■ **RECORDS FOR THE TASK**

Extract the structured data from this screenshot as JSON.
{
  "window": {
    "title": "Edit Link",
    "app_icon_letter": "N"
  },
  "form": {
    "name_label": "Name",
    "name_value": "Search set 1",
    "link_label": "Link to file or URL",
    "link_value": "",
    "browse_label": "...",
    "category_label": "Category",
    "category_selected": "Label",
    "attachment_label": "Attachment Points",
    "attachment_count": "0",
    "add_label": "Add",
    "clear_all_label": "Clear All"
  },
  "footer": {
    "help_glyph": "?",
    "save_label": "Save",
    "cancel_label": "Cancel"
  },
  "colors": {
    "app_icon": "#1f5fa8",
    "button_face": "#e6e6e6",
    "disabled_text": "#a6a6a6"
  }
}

■ **TASK DESCRIPTION**
Write down all the entries again without a single difference.

■ **CORRECT ANSWER**
Extract the structured data from this screenshot as JSON.
{
  "window": {
    "title": "Edit Link",
    "app_icon_letter": "N"
  },
  "form": {
    "name_label": "Name",
    "name_value": "Search set 1",
    "link_label": "Link to file or URL",
    "link_value": "",
    "browse_label": "...",
    "category_label": "Category",
    "category_selected": "Label",
    "attachment_label": "Attachment Points",
    "attachment_count": "0",
    "add_label": "Add",
    "clear_all_label": "Clear All"
  },
  "footer": {
    "help_glyph": "?",
    "save_label": "Save",
    "cancel_label": "Cancel"
  },
  "colors": {
    "app_icon": "#1f5fa8",
    "button_face": "#e6e6e6",
    "disabled_text": "#a6a6a6"
  }
}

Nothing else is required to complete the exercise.